### TASK STATEMENT
Take each line containing the word "JSON" and copy it.

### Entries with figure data
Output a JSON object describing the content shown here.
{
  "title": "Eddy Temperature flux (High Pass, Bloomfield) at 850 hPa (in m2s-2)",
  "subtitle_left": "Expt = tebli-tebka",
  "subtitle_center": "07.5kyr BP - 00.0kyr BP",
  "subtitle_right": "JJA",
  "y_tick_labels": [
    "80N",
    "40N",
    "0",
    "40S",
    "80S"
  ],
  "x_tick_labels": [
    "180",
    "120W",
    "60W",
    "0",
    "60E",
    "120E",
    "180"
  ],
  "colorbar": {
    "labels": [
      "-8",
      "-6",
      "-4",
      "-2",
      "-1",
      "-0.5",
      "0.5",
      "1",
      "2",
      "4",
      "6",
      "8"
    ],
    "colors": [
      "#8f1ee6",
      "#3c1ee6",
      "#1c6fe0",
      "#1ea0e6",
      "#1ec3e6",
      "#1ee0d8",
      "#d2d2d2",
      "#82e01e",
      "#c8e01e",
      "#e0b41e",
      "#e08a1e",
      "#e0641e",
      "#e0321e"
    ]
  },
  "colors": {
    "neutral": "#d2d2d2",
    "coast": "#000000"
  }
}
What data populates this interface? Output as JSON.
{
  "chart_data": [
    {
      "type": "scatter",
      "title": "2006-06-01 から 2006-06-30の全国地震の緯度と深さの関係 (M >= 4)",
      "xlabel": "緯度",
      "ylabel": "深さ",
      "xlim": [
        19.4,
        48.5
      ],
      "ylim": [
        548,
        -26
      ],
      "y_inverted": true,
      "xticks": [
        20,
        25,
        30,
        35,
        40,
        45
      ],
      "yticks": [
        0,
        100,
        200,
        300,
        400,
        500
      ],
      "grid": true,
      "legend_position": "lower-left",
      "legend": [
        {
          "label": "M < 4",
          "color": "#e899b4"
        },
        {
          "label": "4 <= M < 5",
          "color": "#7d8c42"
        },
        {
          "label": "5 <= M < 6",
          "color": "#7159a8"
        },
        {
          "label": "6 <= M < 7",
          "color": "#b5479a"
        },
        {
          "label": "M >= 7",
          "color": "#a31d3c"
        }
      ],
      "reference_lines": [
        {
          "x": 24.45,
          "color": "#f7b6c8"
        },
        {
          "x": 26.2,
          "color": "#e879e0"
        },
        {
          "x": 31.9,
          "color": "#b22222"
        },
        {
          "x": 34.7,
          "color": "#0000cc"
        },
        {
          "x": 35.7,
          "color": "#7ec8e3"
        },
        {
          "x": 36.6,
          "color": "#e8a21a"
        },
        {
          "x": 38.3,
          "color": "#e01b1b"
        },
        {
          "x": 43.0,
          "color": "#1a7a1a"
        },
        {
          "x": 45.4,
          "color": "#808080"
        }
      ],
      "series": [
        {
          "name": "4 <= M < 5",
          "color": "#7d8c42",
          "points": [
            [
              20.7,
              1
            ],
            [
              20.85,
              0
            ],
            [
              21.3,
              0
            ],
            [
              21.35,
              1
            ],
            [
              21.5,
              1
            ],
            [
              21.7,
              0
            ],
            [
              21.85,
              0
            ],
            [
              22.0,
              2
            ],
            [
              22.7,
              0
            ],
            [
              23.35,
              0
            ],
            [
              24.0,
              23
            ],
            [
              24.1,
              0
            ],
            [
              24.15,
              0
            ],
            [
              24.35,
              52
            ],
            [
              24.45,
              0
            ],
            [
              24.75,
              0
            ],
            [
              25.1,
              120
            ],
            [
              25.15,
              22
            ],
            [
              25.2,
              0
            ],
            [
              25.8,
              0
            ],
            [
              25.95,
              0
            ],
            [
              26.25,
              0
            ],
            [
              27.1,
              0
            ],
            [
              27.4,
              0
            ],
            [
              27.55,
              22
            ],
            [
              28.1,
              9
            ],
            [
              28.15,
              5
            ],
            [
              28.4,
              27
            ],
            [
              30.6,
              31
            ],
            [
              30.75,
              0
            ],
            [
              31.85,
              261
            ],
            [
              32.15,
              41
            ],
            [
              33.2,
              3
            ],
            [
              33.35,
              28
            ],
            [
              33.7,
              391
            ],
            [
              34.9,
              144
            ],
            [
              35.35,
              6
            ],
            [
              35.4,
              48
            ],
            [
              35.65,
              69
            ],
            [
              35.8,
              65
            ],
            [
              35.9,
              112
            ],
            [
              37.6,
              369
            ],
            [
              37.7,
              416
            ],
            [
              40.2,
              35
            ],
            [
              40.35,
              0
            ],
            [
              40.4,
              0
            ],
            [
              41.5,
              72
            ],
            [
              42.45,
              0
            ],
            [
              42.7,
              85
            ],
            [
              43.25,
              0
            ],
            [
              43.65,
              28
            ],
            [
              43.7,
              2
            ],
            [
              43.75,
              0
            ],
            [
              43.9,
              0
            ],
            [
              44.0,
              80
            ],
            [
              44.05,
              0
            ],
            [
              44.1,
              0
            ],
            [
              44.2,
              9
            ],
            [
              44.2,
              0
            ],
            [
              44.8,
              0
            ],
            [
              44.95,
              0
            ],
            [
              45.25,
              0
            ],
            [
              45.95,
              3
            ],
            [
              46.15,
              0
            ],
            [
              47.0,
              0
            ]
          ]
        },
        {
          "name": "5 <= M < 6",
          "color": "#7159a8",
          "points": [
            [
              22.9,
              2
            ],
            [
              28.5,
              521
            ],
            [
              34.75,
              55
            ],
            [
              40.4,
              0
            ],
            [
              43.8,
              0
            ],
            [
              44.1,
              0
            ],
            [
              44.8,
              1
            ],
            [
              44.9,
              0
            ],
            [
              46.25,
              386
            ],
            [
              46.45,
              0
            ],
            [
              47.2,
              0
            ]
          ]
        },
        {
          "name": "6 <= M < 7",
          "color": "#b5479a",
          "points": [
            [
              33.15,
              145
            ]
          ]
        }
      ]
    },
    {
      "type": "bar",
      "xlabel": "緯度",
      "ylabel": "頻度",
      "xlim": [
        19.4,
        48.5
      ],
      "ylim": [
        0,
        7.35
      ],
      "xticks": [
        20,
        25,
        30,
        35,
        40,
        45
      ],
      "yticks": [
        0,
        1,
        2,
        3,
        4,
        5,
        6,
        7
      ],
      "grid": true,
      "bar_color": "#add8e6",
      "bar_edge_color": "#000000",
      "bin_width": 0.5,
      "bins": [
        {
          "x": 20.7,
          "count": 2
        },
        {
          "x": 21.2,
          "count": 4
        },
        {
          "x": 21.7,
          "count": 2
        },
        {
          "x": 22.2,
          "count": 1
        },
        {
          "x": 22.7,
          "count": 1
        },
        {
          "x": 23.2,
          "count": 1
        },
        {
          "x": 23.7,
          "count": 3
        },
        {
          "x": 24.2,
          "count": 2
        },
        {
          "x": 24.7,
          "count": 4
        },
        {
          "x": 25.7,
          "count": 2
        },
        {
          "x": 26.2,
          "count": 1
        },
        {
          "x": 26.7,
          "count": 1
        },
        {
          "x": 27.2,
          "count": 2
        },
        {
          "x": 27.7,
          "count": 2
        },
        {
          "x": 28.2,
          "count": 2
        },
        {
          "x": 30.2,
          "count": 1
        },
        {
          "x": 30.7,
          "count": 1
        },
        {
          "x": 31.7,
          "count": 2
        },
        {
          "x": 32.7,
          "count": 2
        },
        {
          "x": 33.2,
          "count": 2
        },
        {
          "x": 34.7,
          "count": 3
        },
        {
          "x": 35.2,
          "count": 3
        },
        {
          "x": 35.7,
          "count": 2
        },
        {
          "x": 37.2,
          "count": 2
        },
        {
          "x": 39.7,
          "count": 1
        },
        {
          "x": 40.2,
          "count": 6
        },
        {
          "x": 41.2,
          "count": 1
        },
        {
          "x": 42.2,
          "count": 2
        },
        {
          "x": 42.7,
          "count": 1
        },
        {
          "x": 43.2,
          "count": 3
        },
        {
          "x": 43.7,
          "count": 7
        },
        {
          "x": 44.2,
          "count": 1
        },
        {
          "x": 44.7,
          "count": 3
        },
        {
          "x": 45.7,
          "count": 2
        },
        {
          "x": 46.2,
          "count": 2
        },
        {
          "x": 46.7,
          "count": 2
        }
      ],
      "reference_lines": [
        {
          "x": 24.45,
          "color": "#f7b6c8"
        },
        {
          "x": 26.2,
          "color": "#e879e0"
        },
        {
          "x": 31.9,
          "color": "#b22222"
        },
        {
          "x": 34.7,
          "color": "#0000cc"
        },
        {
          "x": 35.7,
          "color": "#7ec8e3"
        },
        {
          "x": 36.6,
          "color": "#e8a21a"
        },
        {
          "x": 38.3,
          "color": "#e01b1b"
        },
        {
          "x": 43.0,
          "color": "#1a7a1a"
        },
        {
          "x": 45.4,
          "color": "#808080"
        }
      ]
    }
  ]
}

### TASK RESULT
Output a JSON object describing the content shown here.
What data populates this interface? Output as JSON.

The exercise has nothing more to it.